[SELECTED TEXT Boundary: Start]

And yet, these two poets share quite a lot as well. They are unmistakably American, making new kinds of poetry and inventing their own languages to express modern ideas. They are deeply concerned with the Soul–both tend to capitalize the word–but not so much concerned with orthodoxy. Strong personalities both, and complex; both contain, and revel in, their contradictions.
The pleasures of reading Dickinson and Whitman are certainly different; Whitman’s voice is thrilling in its cadences and in love with its loudness, while Dickinson invites us in close for whispered secrets that we may not understand until long after we’ve read her lines. But pleasure a-plenty lurks in both.
Dickinson fans in the Boston area can check out Beth Goldman as Emily Dickinson at the Waltham Public Library, 735 Main Street, Waltham, MA. The performance begins at 7:30 PM.
Goldman has played Dickinson in the full-length “The Belle of Amherst,” from which “Tea with Emily Dickinson” is adapted, with the Walpole Footlighters. This is a wonderful opportunity to meet Emily Dickinson for anyone who doesn’t have a time machine handy.
According to the Dublin Evening Herald, people waiting at the Naas Hospital Kildare and other places around the region will have the chance to read a little poetry instead of just out-of-date celebrity rags and old medical journals.
Poems in the Waiting Room is a pilot arts project funded by Kildare County Council. The idea was driven by Kildare-based writer Kate Dempsey.
It was inspired by pieces of public sculpture dotted across the country. The idea is to make poetry an art form that is available in ordinary everyday places.
The project has a web site, too, from which you can download a poster-sized version of Dickinson’s “Hope,” watch Alan Rickman recite Shakespeare’s Sonnet 130 (“My mistress’ eyes are nothing like the sun”), or read Leigh Hunt’s Jenny Kissed Me, a sweet little poem about Thomas Carlyle’s wife.
Similar to the various poems-on-public-transit projects, like the recent Wilkes-Barrie Poetry in Transit or the famous Poems on the Underground in London, the Poems in the Waiting Room project seeks to slip poetry into the fallow spaces of our lives and enrich the unsuspecting with a few well-chosen words. Given the rate at which video monitors and loud music have colonized gas pumps and grocery-store lines, this incursion of verse is certainly welcome.

[SELECTED TEXT Boundary: End]
[DATASET EXTRACT Boundary: Start]

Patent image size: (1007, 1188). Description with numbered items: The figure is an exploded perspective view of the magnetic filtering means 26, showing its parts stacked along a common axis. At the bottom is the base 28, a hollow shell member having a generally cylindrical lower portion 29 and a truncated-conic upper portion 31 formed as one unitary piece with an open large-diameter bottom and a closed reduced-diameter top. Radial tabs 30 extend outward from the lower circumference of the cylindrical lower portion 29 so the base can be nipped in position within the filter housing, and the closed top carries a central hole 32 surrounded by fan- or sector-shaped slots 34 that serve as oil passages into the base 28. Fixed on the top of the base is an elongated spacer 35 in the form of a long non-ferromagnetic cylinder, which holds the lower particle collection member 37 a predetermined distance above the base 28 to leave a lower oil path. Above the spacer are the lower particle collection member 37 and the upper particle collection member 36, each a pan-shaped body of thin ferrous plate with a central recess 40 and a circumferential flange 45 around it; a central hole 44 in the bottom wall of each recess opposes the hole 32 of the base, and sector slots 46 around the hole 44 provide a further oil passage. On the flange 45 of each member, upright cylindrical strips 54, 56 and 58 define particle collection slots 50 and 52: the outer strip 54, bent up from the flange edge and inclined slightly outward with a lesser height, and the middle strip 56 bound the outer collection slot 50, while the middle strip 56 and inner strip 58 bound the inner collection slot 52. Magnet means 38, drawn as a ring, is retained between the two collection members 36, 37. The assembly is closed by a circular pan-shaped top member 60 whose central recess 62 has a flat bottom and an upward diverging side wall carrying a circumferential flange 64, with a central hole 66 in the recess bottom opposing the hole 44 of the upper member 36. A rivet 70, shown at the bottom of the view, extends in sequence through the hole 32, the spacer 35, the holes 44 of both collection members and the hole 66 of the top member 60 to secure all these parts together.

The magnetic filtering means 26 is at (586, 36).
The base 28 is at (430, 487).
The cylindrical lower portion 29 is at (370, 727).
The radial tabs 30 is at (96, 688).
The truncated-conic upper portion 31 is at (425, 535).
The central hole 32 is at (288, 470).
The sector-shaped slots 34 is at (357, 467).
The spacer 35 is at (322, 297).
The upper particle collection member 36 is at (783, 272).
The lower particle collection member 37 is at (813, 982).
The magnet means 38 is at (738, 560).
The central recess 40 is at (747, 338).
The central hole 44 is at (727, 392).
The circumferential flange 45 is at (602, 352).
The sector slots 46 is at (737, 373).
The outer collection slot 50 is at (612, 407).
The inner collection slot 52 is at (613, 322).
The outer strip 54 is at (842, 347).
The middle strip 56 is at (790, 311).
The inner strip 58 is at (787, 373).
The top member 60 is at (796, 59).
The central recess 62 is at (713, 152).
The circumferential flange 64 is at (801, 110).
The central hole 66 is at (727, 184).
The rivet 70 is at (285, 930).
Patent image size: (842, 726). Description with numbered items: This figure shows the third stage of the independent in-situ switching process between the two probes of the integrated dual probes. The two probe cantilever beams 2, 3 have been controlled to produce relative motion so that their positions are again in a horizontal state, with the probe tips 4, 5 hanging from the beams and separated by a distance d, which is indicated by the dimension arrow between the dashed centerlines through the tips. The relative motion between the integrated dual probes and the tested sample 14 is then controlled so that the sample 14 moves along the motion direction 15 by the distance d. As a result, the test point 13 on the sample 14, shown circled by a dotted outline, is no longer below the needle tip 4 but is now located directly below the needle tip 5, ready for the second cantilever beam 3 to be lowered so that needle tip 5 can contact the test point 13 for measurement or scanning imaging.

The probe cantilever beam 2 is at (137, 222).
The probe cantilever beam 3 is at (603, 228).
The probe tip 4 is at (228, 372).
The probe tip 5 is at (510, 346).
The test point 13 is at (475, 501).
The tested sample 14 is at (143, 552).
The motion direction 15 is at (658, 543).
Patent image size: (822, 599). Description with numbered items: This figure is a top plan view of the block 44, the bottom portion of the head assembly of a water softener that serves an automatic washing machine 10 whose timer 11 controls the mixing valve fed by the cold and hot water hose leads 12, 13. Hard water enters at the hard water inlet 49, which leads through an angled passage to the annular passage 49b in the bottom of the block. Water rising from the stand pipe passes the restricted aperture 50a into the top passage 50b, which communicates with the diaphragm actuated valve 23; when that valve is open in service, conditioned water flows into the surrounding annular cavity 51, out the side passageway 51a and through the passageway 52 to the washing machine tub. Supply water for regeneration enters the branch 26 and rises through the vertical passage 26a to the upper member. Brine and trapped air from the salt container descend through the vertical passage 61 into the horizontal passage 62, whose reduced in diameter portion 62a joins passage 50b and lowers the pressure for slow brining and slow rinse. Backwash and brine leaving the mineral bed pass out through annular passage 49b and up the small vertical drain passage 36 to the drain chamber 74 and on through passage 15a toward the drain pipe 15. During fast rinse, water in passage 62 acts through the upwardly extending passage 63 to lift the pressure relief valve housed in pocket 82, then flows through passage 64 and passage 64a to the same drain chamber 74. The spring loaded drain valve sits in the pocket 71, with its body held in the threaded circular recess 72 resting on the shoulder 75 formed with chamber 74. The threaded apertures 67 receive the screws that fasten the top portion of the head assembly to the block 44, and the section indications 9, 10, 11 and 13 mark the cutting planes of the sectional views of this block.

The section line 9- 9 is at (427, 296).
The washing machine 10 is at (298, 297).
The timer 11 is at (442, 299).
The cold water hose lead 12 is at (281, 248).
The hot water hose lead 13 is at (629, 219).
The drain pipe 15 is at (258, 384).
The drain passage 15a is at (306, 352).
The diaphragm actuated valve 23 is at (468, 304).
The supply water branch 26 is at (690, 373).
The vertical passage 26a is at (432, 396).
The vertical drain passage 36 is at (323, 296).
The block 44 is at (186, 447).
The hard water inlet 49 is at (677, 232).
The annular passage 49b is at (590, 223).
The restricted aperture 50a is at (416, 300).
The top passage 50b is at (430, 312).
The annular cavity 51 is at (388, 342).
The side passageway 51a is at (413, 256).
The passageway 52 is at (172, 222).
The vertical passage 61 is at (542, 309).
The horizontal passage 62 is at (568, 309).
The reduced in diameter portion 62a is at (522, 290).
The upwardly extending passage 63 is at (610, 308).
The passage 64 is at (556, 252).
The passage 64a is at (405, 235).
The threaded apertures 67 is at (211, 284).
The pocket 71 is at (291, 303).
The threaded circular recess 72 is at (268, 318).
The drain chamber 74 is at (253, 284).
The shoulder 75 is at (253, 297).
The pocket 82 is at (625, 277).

[DATASET EXTRACT Boundary: End]

_WHAT IS REQUIRED_
Please name every public poetry project mentioned in the text about Dickinson, Whitman and poetry in everyday places. The listing is separate material with no connection to the text.

_WRITTEN ANSWER_
Poems in the Waiting Room, Wilkes-Barrie Poetry in Transit, Poems on the Underground